TASK BRIEF: Print, exactly and completely, every entry in the data.

* Begin TASK INPUT *

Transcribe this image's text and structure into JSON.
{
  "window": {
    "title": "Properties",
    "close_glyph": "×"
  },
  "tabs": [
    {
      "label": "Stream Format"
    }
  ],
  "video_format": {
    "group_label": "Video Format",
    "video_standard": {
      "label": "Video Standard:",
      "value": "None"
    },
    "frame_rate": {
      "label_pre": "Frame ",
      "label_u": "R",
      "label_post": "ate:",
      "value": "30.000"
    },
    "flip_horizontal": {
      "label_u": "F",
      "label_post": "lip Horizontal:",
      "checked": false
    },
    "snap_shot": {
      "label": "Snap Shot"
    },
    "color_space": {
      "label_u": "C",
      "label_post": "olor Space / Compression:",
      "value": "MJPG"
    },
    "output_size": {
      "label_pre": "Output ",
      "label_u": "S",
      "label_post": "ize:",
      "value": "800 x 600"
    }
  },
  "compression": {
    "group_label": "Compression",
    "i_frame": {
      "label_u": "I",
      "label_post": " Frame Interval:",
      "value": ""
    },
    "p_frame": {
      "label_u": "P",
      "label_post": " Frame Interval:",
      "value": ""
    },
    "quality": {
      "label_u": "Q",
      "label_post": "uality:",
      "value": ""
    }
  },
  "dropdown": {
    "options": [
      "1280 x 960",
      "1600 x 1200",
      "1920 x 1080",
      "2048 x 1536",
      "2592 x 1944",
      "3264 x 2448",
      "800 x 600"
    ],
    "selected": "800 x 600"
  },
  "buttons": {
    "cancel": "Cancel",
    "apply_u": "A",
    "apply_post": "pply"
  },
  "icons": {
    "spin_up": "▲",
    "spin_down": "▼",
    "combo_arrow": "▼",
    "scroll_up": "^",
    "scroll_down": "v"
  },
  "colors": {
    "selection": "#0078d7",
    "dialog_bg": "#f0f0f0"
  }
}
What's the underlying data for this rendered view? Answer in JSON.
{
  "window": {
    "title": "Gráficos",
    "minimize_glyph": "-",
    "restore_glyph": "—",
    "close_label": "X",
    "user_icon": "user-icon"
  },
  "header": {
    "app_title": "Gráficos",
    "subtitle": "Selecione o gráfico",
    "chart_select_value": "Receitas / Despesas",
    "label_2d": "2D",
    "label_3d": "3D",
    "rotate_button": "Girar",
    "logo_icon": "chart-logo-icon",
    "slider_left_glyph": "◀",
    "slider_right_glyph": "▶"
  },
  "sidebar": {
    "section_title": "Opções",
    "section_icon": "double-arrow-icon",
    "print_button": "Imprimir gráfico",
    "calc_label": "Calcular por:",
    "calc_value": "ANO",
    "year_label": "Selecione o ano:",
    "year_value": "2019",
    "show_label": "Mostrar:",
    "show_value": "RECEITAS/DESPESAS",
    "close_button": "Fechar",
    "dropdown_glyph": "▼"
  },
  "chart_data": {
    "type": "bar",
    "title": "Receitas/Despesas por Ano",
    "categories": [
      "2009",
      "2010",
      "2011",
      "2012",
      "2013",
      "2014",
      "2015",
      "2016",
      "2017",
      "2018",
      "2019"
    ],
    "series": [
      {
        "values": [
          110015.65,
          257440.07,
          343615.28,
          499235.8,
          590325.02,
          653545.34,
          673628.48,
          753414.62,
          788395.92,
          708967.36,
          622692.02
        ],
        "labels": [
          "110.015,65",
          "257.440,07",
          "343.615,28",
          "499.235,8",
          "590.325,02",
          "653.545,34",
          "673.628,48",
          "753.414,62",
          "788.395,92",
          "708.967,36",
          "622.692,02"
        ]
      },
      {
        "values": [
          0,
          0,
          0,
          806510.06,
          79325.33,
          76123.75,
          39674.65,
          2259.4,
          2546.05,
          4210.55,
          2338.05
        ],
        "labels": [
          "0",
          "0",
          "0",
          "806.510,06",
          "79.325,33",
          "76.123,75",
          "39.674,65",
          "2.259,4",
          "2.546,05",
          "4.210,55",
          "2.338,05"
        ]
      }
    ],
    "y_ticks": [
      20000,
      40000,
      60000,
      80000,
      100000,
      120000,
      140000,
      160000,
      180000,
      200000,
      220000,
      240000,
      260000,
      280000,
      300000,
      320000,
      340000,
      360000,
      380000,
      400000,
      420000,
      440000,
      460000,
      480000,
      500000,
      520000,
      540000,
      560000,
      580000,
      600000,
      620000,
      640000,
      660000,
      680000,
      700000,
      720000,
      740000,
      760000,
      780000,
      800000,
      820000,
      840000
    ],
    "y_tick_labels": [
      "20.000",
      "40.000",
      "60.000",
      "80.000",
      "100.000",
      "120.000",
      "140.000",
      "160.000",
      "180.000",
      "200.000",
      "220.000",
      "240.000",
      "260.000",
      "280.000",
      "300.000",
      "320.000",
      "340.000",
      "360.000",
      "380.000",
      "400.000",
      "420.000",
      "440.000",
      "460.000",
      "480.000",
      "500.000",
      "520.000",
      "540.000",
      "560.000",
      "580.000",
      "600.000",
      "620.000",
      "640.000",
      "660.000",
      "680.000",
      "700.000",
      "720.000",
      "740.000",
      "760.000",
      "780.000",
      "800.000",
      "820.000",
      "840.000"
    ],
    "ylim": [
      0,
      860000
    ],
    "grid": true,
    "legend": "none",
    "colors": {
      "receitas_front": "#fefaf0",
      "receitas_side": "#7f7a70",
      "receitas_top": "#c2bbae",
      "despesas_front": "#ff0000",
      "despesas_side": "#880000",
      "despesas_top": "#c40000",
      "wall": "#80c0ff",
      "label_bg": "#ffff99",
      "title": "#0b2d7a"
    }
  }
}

* End TASK INPUT *

COMPLETED EXERCISE:
Transcribe this image's text and structure into JSON.
{
  "window": {
    "title": "Properties",
    "close_glyph": "×"
  },
  "tabs": [
    {
      "label": "Stream Format"
    }
  ],
  "video_format": {
    "group_label": "Video Format",
    "video_standard": {
      "label": "Video Standard:",
      "value": "None"
    },
    "frame_rate": {
      "label_pre": "Frame ",
      "label_u": "R",
      "label_post": "ate:",
      "value": "30.000"
    },
    "flip_horizontal": {
      "label_u": "F",
      "label_post": "lip Horizontal:",
      "checked": false
    },
    "snap_shot": {
      "label": "Snap Shot"
    },
    "color_space": {
      "label_u": "C",
      "label_post": "olor Space / Compression:",
      "value": "MJPG"
    },
    "output_size": {
      "label_pre": "Output ",
      "label_u": "S",
      "label_post": "ize:",
      "value": "800 x 600"
    }
  },
  "compression": {
    "group_label": "Compression",
    "i_frame": {
      "label_u": "I",
      "label_post": " Frame Interval:",
      "value": ""
    },
    "p_frame": {
      "label_u": "P",
      "label_post": " Frame Interval:",
      "value": ""
    },
    "quality": {
      "label_u": "Q",
      "label_post": "uality:",
      "value": ""
    }
  },
  "dropdown": {
    "options": [
      "1280 x 960",
      "1600 x 1200",
      "1920 x 1080",
      "2048 x 1536",
      "2592 x 1944",
      "3264 x 2448",
      "800 x 600"
    ],
    "selected": "800 x 600"
  },
  "buttons": {
    "cancel": "Cancel",
    "apply_u": "A",
    "apply_post": "pply"
  },
  "icons": {
    "spin_up": "▲",
    "spin_down": "▼",
    "combo_arrow": "▼",
    "scroll_up": "^",
    "scroll_down": "v"
  },
  "colors": {
    "selection": "#0078d7",
    "dialog_bg": "#f0f0f0"
  }
}
What's the underlying data for this rendered view? Answer in JSON.
{
  "window": {
    "title": "Gráficos",
    "minimize_glyph": "-",
    "restore_glyph": "—",
    "close_label": "X",
    "user_icon": "user-icon"
  },
  "header": {
    "app_title": "Gráficos",
    "subtitle": "Selecione o gráfico",
    "chart_select_value": "Receitas / Despesas",
    "label_2d": "2D",
    "label_3d": "3D",
    "rotate_button": "Girar",
    "logo_icon": "chart-logo-icon",
    "slider_left_glyph": "◀",
    "slider_right_glyph": "▶"
  },
  "sidebar": {
    "section_title": "Opções",
    "section_icon": "double-arrow-icon",
    "print_button": "Imprimir gráfico",
    "calc_label": "Calcular por:",
    "calc_value": "ANO",
    "year_label": "Selecione o ano:",
    "year_value": "2019",
    "show_label": "Mostrar:",
    "show_value": "RECEITAS/DESPESAS",
    "close_button": "Fechar",
    "dropdown_glyph": "▼"
  },
  "chart_data": {
    "type": "bar",
    "title": "Receitas/Despesas por Ano",
    "categories": [
      "2009",
      "2010",
      "2011",
      "2012",
      "2013",
      "2014",
      "2015",
      "2016",
      "2017",
      "2018",
      "2019"
    ],
    "series": [
      {
        "values": [
          110015.65,
          257440.07,
          343615.28,
          499235.8,
          590325.02,
          653545.34,
          673628.48,
          753414.62,
          788395.92,
          708967.36,
          622692.02
        ],
        "labels": [
          "110.015,65",
          "257.440,07",
          "343.615,28",
          "499.235,8",
          "590.325,02",
          "653.545,34",
          "673.628,48",
          "753.414,62",
          "788.395,92",
          "708.967,36",
          "622.692,02"
        ]
      },
      {
        "values": [
          0,
          0,
          0,
          806510.06,
          79325.33,
          76123.75,
          39674.65,
          2259.4,
          2546.05,
          4210.55,
          2338.05
        ],
        "labels": [
          "0",
          "0",
          "0",
          "806.510,06",
          "79.325,33",
          "76.123,75",
          "39.674,65",
          "2.259,4",
          "2.546,05",
          "4.210,55",
          "2.338,05"
        ]
      }
    ],
    "y_ticks": [
      20000,
      40000,
      60000,
      80000,
      100000,
      120000,
      140000,
      160000,
      180000,
      200000,
      220000,
      240000,
      260000,
      280000,
      300000,
      320000,
      340000,
      360000,
      380000,
      400000,
      420000,
      440000,
      460000,
      480000,
      500000,
      520000,
      540000,
      560000,
      580000,
      600000,
      620000,
      640000,
      660000,
      680000,
      700000,
      720000,
      740000,
      760000,
      780000,
      800000,
      820000,
      840000
    ],
    "y_tick_labels": [
      "20.000",
      "40.000",
      "60.000",
      "80.000",
      "100.000",
      "120.000",
      "140.000",
      "160.000",
      "180.000",
      "200.000",
      "220.000",
      "240.000",
      "260.000",
      "280.000",
      "300.000",
      "320.000",
      "340.000",
      "360.000",
      "380.000",
      "400.000",
      "420.000",
      "440.000",
      "460.000",
      "480.000",
      "500.000",
      "520.000",
      "540.000",
      "560.000",
      "580.000",
      "600.000",
      "620.000",
      "640.000",
      "660.000",
      "680.000",
      "700.000",
      "720.000",
      "740.000",
      "760.000",
      "780.000",
      "800.000",
      "820.000",
      "840.000"
    ],
    "ylim": [
      0,
      860000
    ],
    "grid": true,
    "legend": "none",
    "colors": {
      "receitas_front": "#fefaf0",
      "receitas_side": "#7f7a70",
      "receitas_top": "#c2bbae",
      "despesas_front": "#ff0000",
      "despesas_side": "#880000",
      "despesas_top": "#c40000",
      "wall": "#80c0ff",
      "label_bg": "#ffff99",
      "title": "#0b2d7a"
    }
  }
}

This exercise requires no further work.